A “valueprax” review always serves two purposes: to inform the reader, and to remind the writer.

The Final Checklist

The following note outline was rescued from my personal document archive. The outline consists of a summary of Peter Lynch’s classic contrarian/growth investing book, One Up On Wall Street. The notes are a series of checklists to go through when considering Peter Lynch’s various stock categories.

Stocks in General

  • The P/E ratio; is it high or low for this particular company and for similar companies in the same industry?
  • Institutional ownership percentage; the lower the better
  • Whether insiders are buying and whether the company itself is buying back its own shares. Both are positive signs.
  • The record of earnings growth to date and whether the earnings are sporadic or consistent
  • Whether the company has a strong balance sheet (debt to equity ratio) and how it’s rated for financial strength
  • The cash position; net cash per share can place a floor in the price of the stock

Slow Growers

  • Are dividends always paid and are they routinely raised?

Data entries
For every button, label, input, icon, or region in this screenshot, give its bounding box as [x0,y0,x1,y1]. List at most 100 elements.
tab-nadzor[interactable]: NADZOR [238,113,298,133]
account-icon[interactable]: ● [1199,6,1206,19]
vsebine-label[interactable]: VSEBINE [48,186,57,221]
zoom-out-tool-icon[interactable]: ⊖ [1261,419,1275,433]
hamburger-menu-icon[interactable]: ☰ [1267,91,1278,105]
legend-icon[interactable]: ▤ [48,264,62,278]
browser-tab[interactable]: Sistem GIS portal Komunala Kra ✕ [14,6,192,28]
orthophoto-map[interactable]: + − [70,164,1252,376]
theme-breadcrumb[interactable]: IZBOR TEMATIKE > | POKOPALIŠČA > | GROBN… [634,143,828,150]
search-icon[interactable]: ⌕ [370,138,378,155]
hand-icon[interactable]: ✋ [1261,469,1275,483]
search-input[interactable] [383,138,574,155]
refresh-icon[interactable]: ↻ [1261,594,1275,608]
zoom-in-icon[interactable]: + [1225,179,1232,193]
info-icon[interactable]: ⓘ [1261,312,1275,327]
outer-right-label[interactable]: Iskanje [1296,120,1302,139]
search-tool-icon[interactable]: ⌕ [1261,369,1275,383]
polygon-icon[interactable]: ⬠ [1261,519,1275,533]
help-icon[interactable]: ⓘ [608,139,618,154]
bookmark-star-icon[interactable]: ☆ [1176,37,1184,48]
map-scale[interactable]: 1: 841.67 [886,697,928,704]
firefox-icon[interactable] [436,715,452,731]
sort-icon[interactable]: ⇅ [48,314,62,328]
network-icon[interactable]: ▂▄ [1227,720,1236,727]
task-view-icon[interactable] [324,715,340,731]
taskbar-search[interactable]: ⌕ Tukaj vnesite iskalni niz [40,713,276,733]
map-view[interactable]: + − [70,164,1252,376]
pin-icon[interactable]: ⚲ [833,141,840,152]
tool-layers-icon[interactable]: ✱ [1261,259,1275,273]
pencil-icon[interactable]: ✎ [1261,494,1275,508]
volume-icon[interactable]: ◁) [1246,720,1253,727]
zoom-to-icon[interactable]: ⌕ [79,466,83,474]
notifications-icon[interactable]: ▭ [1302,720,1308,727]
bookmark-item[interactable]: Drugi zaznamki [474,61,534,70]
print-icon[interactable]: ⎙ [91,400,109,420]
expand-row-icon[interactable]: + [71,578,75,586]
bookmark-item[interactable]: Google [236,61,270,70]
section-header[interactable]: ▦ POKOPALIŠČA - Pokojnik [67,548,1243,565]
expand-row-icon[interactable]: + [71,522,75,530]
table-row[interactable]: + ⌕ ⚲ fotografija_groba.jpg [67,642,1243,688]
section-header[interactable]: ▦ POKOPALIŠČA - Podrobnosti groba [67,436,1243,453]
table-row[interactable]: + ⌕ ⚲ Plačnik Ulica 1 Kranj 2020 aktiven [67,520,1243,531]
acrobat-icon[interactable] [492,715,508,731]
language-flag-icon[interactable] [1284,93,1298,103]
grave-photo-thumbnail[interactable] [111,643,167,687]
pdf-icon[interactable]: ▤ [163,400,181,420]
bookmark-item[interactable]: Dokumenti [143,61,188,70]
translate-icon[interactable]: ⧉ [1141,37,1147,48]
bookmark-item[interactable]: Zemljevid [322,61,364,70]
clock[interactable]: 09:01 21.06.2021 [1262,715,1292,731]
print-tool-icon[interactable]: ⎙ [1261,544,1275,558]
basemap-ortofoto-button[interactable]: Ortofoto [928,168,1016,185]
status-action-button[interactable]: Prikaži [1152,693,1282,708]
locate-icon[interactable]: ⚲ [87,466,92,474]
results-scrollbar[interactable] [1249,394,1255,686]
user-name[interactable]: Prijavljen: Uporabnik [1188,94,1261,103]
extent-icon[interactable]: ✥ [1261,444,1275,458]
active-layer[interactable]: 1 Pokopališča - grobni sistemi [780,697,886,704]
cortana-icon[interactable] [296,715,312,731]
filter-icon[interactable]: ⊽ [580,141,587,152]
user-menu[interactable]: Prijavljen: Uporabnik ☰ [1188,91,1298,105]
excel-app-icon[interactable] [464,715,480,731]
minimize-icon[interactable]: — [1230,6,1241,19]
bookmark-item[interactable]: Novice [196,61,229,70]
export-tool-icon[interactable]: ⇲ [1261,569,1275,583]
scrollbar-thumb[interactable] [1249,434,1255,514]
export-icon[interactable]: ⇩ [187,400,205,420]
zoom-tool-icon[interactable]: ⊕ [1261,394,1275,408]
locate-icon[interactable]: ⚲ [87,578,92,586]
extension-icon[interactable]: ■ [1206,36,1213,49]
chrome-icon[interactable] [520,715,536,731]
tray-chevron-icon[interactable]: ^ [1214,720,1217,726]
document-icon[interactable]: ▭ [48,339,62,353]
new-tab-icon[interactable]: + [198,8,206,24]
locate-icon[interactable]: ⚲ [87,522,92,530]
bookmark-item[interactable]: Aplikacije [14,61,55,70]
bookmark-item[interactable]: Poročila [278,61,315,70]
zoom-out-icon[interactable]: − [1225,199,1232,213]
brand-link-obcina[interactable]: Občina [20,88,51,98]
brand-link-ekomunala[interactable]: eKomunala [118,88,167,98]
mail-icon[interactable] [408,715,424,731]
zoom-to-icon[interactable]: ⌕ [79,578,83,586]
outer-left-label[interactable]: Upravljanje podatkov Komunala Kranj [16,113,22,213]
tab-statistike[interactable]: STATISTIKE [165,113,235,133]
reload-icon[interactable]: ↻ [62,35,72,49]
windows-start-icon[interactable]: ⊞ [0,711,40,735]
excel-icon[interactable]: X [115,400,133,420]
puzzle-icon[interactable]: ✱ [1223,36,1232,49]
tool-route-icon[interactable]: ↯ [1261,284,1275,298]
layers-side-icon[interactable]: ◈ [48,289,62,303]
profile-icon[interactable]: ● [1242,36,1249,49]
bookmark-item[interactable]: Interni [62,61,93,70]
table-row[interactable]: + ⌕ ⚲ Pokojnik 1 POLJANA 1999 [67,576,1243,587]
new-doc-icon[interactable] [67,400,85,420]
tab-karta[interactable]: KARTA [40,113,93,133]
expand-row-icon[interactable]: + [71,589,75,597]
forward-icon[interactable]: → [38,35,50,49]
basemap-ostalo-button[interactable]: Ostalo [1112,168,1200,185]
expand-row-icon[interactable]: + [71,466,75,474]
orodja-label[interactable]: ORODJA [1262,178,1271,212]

STATED PROBLEM: Could you change "archive" to "files" and give everything from "The Final Checklist" down to "various stock categories." in the checklist text? The data entries aren't needed for this.

OUTPUT OF THE TASK:
The Final Checklist

The following note outline was rescued from my personal document files. The outline consists of a summary of Peter Lynch’s classic contrarian/growth investing book, One Up On Wall Street. The notes are a series of checklists to go through when considering Peter Lynch’s various stock categories.